Various Buddhist texts attribute to the Buddha a series of extraordinary physical characteristics, known as “the 32 Signs of the Great Man” (Skt. mahāpuruṣa lakṣaṇa).

According to Analayo, when they first appear in the Buddhist texts, these physical marks were initially held to be imperceptible to the ordinary person, and required special training to detect. Later though, they are depicted as being visible by regular people and as inspiring faith in the Buddha.

These characteristics are described in the Digha Nikaya’s Lakkhaṇa Sutta (D, I:142).

Other religions

Main article: Gautama Buddha in world religions
See also: Gautama Buddha in Hinduism

Some Hindus regard Gautama as the 9th avatar of Vishnu. However, Buddha’s teachings deny the authority of the Vedas  and the concepts of Brahman-Atman. Consequently Buddhism is generally classified as a nāstika school (heterodox, literally “It is not so”) in contrast to the six orthodox schools of Hinduism. In Sikhism, Buddha is mentioned as the 23rd avatar of Vishnu in the Chaubis Avtar, a composition in Dasam Granth traditionally and historically attributed to Guru Gobind Singh.

Classical Sunni scholar Tabari reports that Buddhist idols were brought from Afghanistan to Baghdad in the ninth century. Such idols had been sold in Buddhist temples next to a mosque in Bukhara, but he does not further discuss the role of Buddha. According to the works on Buddhism by Al-Biruni (973–after 1050), views regarding the exact identity of Buddha was diverse. Accordingly some regarded him as the divine incarnate, others as an apostle of the angels or as an Ifrit and others as an apostle of God sent to human race. By 12th century, al-Shahrastani even compared Buddha to Khidr, described as an ideal human. Ibn Nadim, who was also familiar with Manichean teachings, even identifies Buddha as a prophet, who taught a religion to “banish Satan”, although not mention it explicitly. However, most Classical scholars described Buddha in theistic terms, that is apart from Islamic teachings.

Nevertheless the Buddha is regarded as a prophet by the minority Ahmadiyya sect, generally considered deviant and rejected as apostate by mainstream Islam. Some early Chinese Taoist-Buddhists thought the Buddha to be a reincarnation of Laozi.

Disciples of the Cao Đài religion worship the Buddha as a major religious teacher. His image can be found in both their Holy See and on the home altar. He is revealed during communication with Divine Beings as son of their Supreme Being (God the Father) together with other major religious teachers and founders like Jesus, Laozi, and Confucius.

#### WORK INSTRUCTIONS:
A: Could you copy everything in the passage about the Buddha from "These characteristics are" down to "Guru Gobind Singh."?
B: Can you carry on the passage about the Buddha from its final sentence?

#### GIVEN RECORDS:

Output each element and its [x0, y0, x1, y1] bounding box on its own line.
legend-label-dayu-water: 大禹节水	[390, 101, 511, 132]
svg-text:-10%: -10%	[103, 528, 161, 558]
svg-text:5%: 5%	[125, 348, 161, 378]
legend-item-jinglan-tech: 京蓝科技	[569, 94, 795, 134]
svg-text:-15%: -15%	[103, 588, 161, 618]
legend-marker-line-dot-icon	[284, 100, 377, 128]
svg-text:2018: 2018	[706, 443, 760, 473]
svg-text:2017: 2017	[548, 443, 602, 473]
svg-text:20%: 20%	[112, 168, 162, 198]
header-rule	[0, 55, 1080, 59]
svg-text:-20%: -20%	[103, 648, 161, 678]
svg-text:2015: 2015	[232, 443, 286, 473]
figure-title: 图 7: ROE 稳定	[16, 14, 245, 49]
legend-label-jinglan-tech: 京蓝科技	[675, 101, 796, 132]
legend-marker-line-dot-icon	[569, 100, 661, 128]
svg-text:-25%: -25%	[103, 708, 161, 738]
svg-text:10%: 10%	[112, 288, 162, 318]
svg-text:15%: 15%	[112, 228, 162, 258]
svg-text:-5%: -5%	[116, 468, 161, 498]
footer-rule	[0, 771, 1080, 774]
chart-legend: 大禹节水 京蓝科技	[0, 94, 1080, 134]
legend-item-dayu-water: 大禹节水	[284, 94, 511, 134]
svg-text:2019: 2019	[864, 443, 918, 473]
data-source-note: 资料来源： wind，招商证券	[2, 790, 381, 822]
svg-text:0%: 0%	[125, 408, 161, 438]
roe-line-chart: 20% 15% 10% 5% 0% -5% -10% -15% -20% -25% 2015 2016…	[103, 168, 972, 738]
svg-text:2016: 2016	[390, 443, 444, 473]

#### RESPONSES BY TASK:
A:
These characteristics are described in the Digha Nikaya’s Lakkhaṇa Sutta (D, I:142).

Other religions

Main article: Gautama Buddha in world religions
See also: Gautama Buddha in Hinduism

Some Hindus regard Gautama as the 9th avatar of Vishnu. However, Buddha’s teachings deny the authority of the Vedas  and the concepts of Brahman-Atman. Consequently Buddhism is generally classified as a nāstika school (heterodox, literally “It is not so”) in contrast to the six orthodox schools of Hinduism. In Sikhism, Buddha is mentioned as the 23rd avatar of Vishnu in the Chaubis Avtar, a composition in Dasam Granth traditionally and historically attributed to Guru Gobind Singh.

B:
The Christian Saint Josaphat is based on the Buddha. The name comes from the Sanskrit Bodhisattva via Arabic Būdhasaf and Georgian Iodasaph. The only story in which St. Josaphat appears, Barlaam and Josaphat, is based on the life of the Buddha. Josaphat was included in earlier editions of the Roman Martyrology (feast day 27 November)—though not in the Roman Missal—and in the Eastern Orthodox Church liturgical calendar (26 August).

In the ancient Gnostic sect of Manichaeism, the Buddha is listed among the prophets who preached the word of God before Mani.

In the Bahá’í Faith, Buddha is regarded as one of the Manifestations of God.

Artistic depictions

Main article: Buddhist art

Some of the earliest artistic depictions of the Buddha found at Bharhut and Sanchi are aniconic and symbolic. During this early aniconic period, the Buddha is depicted by other objects or symbols, such as an empty throne, a riderless horse, footprints, a Dharma wheel or a Bodhi tree. The art at Sanchi also depicts the Jataka narratives of the Buddha in his past lives.

Other styles of Indian Buddhist art depict the Buddha in human form, either standing, sitting crossed legged (often in the Lotus Pose) or laying down on one side. Iconic representations of the Buddha became particularly popular and widespread after the first century CE. Some of these depictions of the Buddha, particularly those of Gandharan Buddhism and Central Asian Buddhism, were influenced by Hellenistic art, a style known as Greco-Buddhist art.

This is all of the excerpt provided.